# ENTRIES SHOWN
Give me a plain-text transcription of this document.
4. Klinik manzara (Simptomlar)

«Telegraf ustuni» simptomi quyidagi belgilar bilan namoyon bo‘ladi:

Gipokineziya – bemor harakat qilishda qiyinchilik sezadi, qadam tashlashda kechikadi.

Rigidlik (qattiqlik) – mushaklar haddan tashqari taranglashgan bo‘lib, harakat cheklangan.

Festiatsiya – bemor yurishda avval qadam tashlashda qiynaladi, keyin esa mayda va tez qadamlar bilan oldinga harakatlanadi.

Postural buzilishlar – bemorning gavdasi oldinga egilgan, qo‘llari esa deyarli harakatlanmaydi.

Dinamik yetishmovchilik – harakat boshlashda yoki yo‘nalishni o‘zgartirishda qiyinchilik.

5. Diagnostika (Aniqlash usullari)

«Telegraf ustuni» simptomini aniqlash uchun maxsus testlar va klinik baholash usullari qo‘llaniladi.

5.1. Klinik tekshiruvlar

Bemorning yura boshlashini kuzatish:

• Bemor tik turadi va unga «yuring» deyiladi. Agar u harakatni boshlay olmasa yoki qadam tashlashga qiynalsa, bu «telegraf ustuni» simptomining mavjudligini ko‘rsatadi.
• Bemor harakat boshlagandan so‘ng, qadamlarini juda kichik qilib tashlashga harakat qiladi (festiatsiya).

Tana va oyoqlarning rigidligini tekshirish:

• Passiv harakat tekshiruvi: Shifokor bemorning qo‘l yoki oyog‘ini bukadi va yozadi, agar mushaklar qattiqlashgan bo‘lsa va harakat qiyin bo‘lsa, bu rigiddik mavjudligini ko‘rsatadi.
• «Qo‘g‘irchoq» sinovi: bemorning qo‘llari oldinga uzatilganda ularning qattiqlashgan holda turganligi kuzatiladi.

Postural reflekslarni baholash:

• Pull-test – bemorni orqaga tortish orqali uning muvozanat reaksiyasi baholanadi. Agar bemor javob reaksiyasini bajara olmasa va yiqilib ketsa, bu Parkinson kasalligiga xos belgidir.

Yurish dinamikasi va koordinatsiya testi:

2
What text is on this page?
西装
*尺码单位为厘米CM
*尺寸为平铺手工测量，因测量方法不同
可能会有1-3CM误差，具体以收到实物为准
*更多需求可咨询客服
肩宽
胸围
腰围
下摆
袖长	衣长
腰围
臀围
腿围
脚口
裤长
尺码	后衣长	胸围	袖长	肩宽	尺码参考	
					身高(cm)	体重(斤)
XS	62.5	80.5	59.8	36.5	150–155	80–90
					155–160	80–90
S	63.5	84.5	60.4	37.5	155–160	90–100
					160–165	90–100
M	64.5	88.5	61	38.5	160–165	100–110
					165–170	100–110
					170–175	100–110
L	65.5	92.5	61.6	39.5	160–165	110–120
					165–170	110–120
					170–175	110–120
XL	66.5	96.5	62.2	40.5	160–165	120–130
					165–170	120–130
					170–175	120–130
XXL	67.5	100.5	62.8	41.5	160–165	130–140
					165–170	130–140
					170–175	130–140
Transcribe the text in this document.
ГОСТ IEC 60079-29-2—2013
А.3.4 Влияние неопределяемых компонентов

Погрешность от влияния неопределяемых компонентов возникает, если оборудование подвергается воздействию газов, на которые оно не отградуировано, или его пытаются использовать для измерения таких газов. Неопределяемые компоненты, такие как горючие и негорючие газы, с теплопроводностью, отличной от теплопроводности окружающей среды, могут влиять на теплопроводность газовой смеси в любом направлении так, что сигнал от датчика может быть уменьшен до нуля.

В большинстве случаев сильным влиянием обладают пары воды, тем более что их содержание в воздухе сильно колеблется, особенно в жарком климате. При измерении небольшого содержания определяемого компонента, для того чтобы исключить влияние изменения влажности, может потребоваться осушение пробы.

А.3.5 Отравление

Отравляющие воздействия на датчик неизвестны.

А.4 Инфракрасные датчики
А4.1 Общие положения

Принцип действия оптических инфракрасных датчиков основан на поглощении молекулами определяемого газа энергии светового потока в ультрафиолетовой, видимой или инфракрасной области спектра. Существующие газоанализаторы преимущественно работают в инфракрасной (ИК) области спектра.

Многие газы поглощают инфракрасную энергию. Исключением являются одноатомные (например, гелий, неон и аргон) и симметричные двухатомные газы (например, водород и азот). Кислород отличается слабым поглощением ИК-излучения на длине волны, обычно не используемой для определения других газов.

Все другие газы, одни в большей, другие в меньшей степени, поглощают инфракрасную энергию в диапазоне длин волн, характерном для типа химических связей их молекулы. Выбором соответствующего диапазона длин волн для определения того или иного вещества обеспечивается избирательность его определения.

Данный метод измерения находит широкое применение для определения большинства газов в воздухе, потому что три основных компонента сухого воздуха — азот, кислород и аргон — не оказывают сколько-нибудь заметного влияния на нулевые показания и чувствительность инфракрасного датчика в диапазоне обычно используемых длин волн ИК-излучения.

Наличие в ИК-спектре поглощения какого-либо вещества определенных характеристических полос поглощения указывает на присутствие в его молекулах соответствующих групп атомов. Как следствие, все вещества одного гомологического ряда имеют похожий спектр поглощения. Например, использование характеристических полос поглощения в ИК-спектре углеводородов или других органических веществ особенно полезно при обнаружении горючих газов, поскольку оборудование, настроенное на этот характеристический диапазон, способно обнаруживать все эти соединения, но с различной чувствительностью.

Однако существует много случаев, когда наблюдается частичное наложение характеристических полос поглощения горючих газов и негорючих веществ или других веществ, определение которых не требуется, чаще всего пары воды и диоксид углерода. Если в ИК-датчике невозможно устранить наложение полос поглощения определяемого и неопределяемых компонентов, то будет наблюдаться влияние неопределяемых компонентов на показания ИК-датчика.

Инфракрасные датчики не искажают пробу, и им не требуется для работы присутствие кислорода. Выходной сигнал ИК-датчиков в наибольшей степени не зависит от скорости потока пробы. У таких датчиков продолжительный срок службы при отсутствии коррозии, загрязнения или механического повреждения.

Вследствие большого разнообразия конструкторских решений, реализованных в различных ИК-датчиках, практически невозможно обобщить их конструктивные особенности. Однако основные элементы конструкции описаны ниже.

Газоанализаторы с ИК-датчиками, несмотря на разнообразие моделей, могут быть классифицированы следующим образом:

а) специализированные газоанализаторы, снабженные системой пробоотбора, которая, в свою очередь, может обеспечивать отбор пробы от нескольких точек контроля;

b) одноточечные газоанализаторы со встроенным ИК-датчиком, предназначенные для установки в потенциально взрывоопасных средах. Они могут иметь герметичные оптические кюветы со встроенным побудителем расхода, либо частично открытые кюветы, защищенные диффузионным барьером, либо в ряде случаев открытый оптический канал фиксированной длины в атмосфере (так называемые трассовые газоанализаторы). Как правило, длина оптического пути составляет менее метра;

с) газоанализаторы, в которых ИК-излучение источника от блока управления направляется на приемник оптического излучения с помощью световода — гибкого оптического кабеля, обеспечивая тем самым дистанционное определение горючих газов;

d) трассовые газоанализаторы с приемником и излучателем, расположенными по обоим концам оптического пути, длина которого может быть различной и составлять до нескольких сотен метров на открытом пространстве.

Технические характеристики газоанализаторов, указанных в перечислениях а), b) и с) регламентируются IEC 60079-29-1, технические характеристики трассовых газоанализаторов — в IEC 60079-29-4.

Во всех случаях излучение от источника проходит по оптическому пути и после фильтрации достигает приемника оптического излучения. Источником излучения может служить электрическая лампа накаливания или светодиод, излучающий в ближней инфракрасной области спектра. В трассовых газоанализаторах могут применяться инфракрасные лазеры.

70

# REQUIREMENT
Copy all data exactly, start to finish.

# ANSWER BELOW
Give me a plain-text transcription of this document.
4. Klinik manzara (Simptomlar)

«Telegraf ustuni» simptomi quyidagi belgilar bilan namoyon bo‘ladi:

Gipokineziya – bemor harakat qilishda qiyinchilik sezadi, qadam tashlashda kechikadi.

Rigidlik (qattiqlik) – mushaklar haddan tashqari taranglashgan bo‘lib, harakat cheklangan.

Festiatsiya – bemor yurishda avval qadam tashlashda qiynaladi, keyin esa mayda va tez qadamlar bilan oldinga harakatlanadi.

Postural buzilishlar – bemorning gavdasi oldinga egilgan, qo‘llari esa deyarli harakatlanmaydi.

Dinamik yetishmovchilik – harakat boshlashda yoki yo‘nalishni o‘zgartirishda qiyinchilik.

5. Diagnostika (Aniqlash usullari)

«Telegraf ustuni» simptomini aniqlash uchun maxsus testlar va klinik baholash usullari qo‘llaniladi.

5.1. Klinik tekshiruvlar

Bemorning yura boshlashini kuzatish:

• Bemor tik turadi va unga «yuring» deyiladi. Agar u harakatni boshlay olmasa yoki qadam tashlashga qiynalsa, bu «telegraf ustuni» simptomining mavjudligini ko‘rsatadi.
• Bemor harakat boshlagandan so‘ng, qadamlarini juda kichik qilib tashlashga harakat qiladi (festiatsiya).

Tana va oyoqlarning rigidligini tekshirish:

• Passiv harakat tekshiruvi: Shifokor bemorning qo‘l yoki oyog‘ini bukadi va yozadi, agar mushaklar qattiqlashgan bo‘lsa va harakat qiyin bo‘lsa, bu rigiddik mavjudligini ko‘rsatadi.
• «Qo‘g‘irchoq» sinovi: bemorning qo‘llari oldinga uzatilganda ularning qattiqlashgan holda turganligi kuzatiladi.

Postural reflekslarni baholash:

• Pull-test – bemorni orqaga tortish orqali uning muvozanat reaksiyasi baholanadi. Agar bemor javob reaksiyasini bajara olmasa va yiqilib ketsa, bu Parkinson kasalligiga xos belgidir.

Yurish dinamikasi va koordinatsiya testi:

2
What text is on this page?
西装
*尺码单位为厘米CM
*尺寸为平铺手工测量，因测量方法不同
可能会有1-3CM误差，具体以收到实物为准
*更多需求可咨询客服
肩宽
胸围
腰围
下摆
袖长	衣长
腰围
臀围
腿围
脚口
裤长
尺码	后衣长	胸围	袖长	肩宽	尺码参考	
					身高(cm)	体重(斤)
XS	62.5	80.5	59.8	36.5	150–155	80–90
					155–160	80–90
S	63.5	84.5	60.4	37.5	155–160	90–100
					160–165	90–100
M	64.5	88.5	61	38.5	160–165	100–110
					165–170	100–110
					170–175	100–110
L	65.5	92.5	61.6	39.5	160–165	110–120
					165–170	110–120
					170–175	110–120
XL	66.5	96.5	62.2	40.5	160–165	120–130
					165–170	120–130
					170–175	120–130
XXL	67.5	100.5	62.8	41.5	160–165	130–140
					165–170	130–140
					170–175	130–140
Transcribe the text in this document.
ГОСТ IEC 60079-29-2—2013
А.3.4 Влияние неопределяемых компонентов

Погрешность от влияния неопределяемых компонентов возникает, если оборудование подвергается воздействию газов, на которые оно не отградуировано, или его пытаются использовать для измерения таких газов. Неопределяемые компоненты, такие как горючие и негорючие газы, с теплопроводностью, отличной от теплопроводности окружающей среды, могут влиять на теплопроводность газовой смеси в любом направлении так, что сигнал от датчика может быть уменьшен до нуля.

В большинстве случаев сильным влиянием обладают пары воды, тем более что их содержание в воздухе сильно колеблется, особенно в жарком климате. При измерении небольшого содержания определяемого компонента, для того чтобы исключить влияние изменения влажности, может потребоваться осушение пробы.

А.3.5 Отравление

Отравляющие воздействия на датчик неизвестны.

А.4 Инфракрасные датчики
А4.1 Общие положения

Принцип действия оптических инфракрасных датчиков основан на поглощении молекулами определяемого газа энергии светового потока в ультрафиолетовой, видимой или инфракрасной области спектра. Существующие газоанализаторы преимущественно работают в инфракрасной (ИК) области спектра.

Многие газы поглощают инфракрасную энергию. Исключением являются одноатомные (например, гелий, неон и аргон) и симметричные двухатомные газы (например, водород и азот). Кислород отличается слабым поглощением ИК-излучения на длине волны, обычно не используемой для определения других газов.

Все другие газы, одни в большей, другие в меньшей степени, поглощают инфракрасную энергию в диапазоне длин волн, характерном для типа химических связей их молекулы. Выбором соответствующего диапазона длин волн для определения того или иного вещества обеспечивается избирательность его определения.

Данный метод измерения находит широкое применение для определения большинства газов в воздухе, потому что три основных компонента сухого воздуха — азот, кислород и аргон — не оказывают сколько-нибудь заметного влияния на нулевые показания и чувствительность инфракрасного датчика в диапазоне обычно используемых длин волн ИК-излучения.

Наличие в ИК-спектре поглощения какого-либо вещества определенных характеристических полос поглощения указывает на присутствие в его молекулах соответствующих групп атомов. Как следствие, все вещества одного гомологического ряда имеют похожий спектр поглощения. Например, использование характеристических полос поглощения в ИК-спектре углеводородов или других органических веществ особенно полезно при обнаружении горючих газов, поскольку оборудование, настроенное на этот характеристический диапазон, способно обнаруживать все эти соединения, но с различной чувствительностью.

Однако существует много случаев, когда наблюдается частичное наложение характеристических полос поглощения горючих газов и негорючих веществ или других веществ, определение которых не требуется, чаще всего пары воды и диоксид углерода. Если в ИК-датчике невозможно устранить наложение полос поглощения определяемого и неопределяемых компонентов, то будет наблюдаться влияние неопределяемых компонентов на показания ИК-датчика.

Инфракрасные датчики не искажают пробу, и им не требуется для работы присутствие кислорода. Выходной сигнал ИК-датчиков в наибольшей степени не зависит от скорости потока пробы. У таких датчиков продолжительный срок службы при отсутствии коррозии, загрязнения или механического повреждения.

Вследствие большого разнообразия конструкторских решений, реализованных в различных ИК-датчиках, практически невозможно обобщить их конструктивные особенности. Однако основные элементы конструкции описаны ниже.

Газоанализаторы с ИК-датчиками, несмотря на разнообразие моделей, могут быть классифицированы следующим образом:

а) специализированные газоанализаторы, снабженные системой пробоотбора, которая, в свою очередь, может обеспечивать отбор пробы от нескольких точек контроля;

b) одноточечные газоанализаторы со встроенным ИК-датчиком, предназначенные для установки в потенциально взрывоопасных средах. Они могут иметь герметичные оптические кюветы со встроенным побудителем расхода, либо частично открытые кюветы, защищенные диффузионным барьером, либо в ряде случаев открытый оптический канал фиксированной длины в атмосфере (так называемые трассовые газоанализаторы). Как правило, длина оптического пути составляет менее метра;

с) газоанализаторы, в которых ИК-излучение источника от блока управления направляется на приемник оптического излучения с помощью световода — гибкого оптического кабеля, обеспечивая тем самым дистанционное определение горючих газов;

d) трассовые газоанализаторы с приемником и излучателем, расположенными по обоим концам оптического пути, длина которого может быть различной и составлять до нескольких сотен метров на открытом пространстве.

Технические характеристики газоанализаторов, указанных в перечислениях а), b) и с) регламентируются IEC 60079-29-1, технические характеристики трассовых газоанализаторов — в IEC 60079-29-4.

Во всех случаях излучение от источника проходит по оптическому пути и после фильтрации достигает приемника оптического излучения. Источником излучения может служить электрическая лампа накаливания или светодиод, излучающий в ближней инфракрасной области спектра. В трассовых газоанализаторах могут применяться инфракрасные лазеры.

70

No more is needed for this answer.